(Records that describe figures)
------------------------------------------------------------------------
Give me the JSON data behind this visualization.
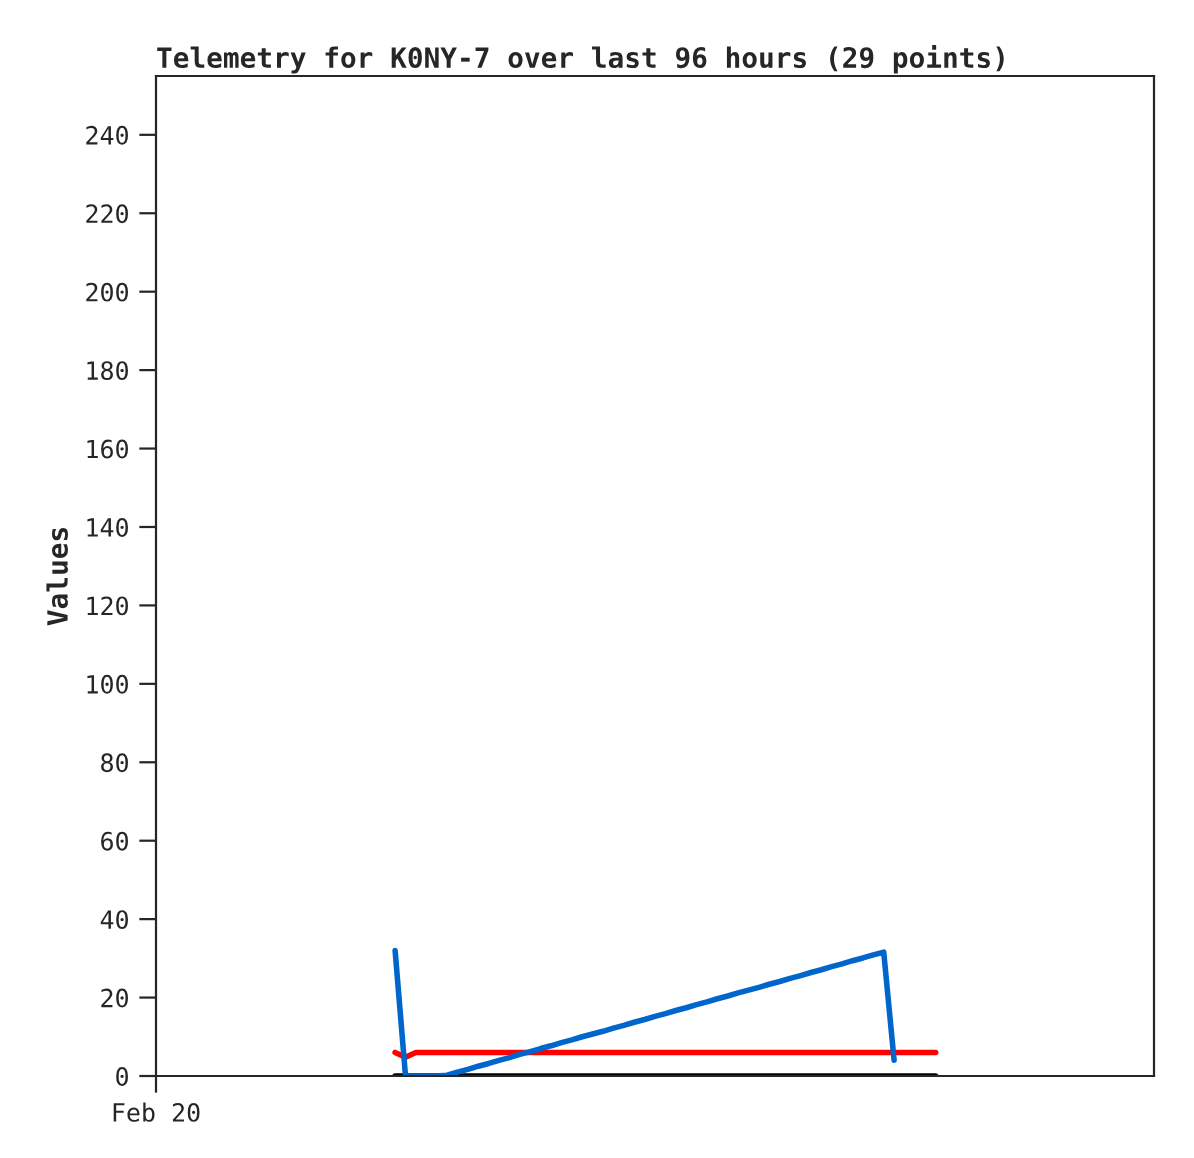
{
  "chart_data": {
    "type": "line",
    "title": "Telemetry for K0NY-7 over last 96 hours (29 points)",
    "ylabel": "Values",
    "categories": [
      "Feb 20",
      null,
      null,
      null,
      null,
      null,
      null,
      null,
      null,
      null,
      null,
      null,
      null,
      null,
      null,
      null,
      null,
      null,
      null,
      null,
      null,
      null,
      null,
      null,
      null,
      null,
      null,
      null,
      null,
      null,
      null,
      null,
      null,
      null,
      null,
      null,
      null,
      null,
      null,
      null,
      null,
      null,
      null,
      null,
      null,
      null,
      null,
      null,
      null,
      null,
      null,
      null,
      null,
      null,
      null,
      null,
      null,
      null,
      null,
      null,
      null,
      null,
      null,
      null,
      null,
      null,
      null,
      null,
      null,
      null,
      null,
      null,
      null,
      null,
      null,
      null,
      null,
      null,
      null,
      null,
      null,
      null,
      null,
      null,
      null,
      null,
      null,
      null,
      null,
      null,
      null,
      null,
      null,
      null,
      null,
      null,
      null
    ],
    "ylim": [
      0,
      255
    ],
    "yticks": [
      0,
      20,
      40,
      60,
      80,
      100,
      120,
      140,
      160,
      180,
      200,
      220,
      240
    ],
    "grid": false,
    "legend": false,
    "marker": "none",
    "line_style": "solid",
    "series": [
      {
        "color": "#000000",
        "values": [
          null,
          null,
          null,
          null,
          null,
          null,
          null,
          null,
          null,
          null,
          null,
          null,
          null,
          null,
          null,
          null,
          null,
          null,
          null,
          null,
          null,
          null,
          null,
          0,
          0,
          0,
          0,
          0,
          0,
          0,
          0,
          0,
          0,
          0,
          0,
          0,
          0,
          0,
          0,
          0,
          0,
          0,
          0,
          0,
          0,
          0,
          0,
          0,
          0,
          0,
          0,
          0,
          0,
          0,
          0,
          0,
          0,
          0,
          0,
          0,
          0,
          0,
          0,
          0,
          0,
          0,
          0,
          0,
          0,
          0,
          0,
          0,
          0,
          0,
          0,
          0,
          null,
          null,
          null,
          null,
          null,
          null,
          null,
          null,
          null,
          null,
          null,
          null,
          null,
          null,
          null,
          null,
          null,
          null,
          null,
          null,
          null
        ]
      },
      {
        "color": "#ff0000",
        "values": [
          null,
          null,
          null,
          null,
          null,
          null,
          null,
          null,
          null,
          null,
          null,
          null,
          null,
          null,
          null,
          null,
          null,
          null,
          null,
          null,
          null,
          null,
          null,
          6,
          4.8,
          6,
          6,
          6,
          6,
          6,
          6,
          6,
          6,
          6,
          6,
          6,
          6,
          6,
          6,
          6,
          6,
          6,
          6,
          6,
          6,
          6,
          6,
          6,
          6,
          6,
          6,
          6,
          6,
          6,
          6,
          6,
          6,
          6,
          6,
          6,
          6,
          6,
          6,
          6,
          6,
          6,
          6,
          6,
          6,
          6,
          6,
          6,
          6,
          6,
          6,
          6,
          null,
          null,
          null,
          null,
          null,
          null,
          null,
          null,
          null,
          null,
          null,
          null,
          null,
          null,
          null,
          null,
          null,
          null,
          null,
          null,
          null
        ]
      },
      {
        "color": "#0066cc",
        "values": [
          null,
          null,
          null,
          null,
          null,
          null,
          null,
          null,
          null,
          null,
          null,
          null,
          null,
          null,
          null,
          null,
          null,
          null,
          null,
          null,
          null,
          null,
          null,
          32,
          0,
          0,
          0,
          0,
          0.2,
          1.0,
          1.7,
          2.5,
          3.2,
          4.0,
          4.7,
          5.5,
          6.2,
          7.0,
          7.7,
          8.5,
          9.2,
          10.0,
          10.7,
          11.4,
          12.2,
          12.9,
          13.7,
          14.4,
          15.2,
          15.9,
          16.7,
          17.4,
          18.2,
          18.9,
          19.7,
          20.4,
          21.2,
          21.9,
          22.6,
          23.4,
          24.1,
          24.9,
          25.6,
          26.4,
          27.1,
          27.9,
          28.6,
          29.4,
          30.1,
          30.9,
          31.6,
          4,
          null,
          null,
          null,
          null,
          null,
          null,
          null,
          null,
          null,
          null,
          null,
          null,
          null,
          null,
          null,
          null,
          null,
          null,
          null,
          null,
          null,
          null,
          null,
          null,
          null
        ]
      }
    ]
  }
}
------------------------------------------------------------------------
Check all the records above and select each line where the string "color" is found.

◆ COMPLETED TASK:
        "color": "#000000",
        "color": "#ff0000",
        "color": "#0066cc",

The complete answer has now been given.